▶ **Information provided**

··········

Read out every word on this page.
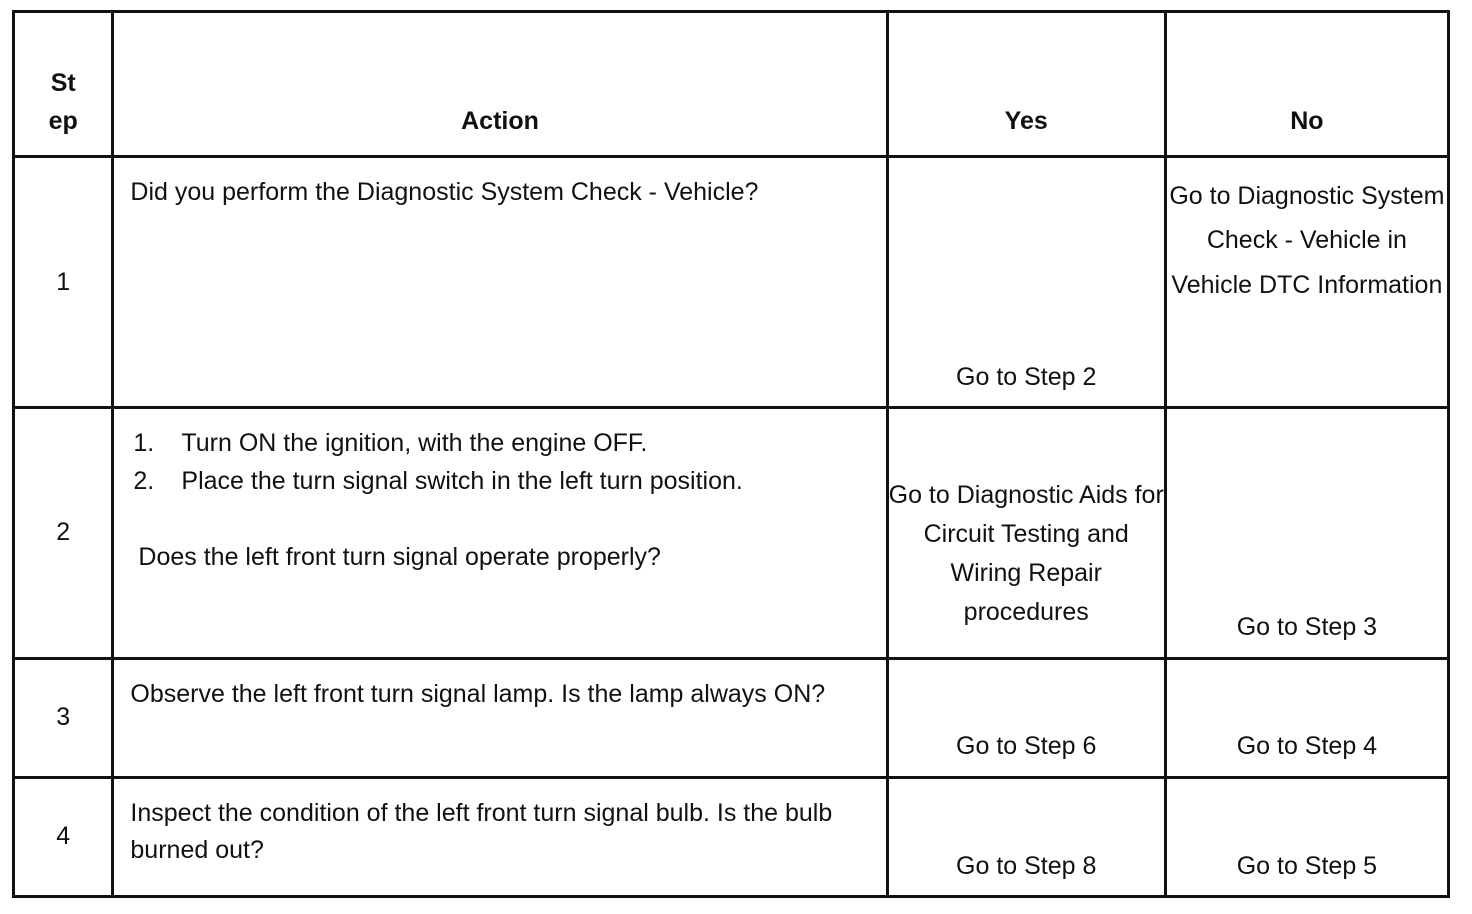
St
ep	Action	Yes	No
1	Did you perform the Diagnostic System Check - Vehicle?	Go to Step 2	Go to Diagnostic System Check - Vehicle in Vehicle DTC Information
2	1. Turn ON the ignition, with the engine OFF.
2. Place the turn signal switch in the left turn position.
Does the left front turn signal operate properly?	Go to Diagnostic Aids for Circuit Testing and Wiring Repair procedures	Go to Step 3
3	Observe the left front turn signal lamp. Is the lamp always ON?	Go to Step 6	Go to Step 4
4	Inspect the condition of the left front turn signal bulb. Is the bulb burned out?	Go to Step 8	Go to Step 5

··········

▶ **What is needed**
Extract all the entries word for word; omit any pictures.

▶ **Response**
Read out every word on this page.
St
ep	Action	Yes	No
1	Did you perform the Diagnostic System Check - Vehicle?	Go to Step 2	Go to Diagnostic System Check - Vehicle in Vehicle DTC Information
2	1. Turn ON the ignition, with the engine OFF.
2. Place the turn signal switch in the left turn position.
Does the left front turn signal operate properly?	Go to Diagnostic Aids for Circuit Testing and Wiring Repair procedures	Go to Step 3
3	Observe the left front turn signal lamp. Is the lamp always ON?	Go to Step 6	Go to Step 4
4	Inspect the condition of the left front turn signal bulb. Is the bulb burned out?	Go to Step 8	Go to Step 5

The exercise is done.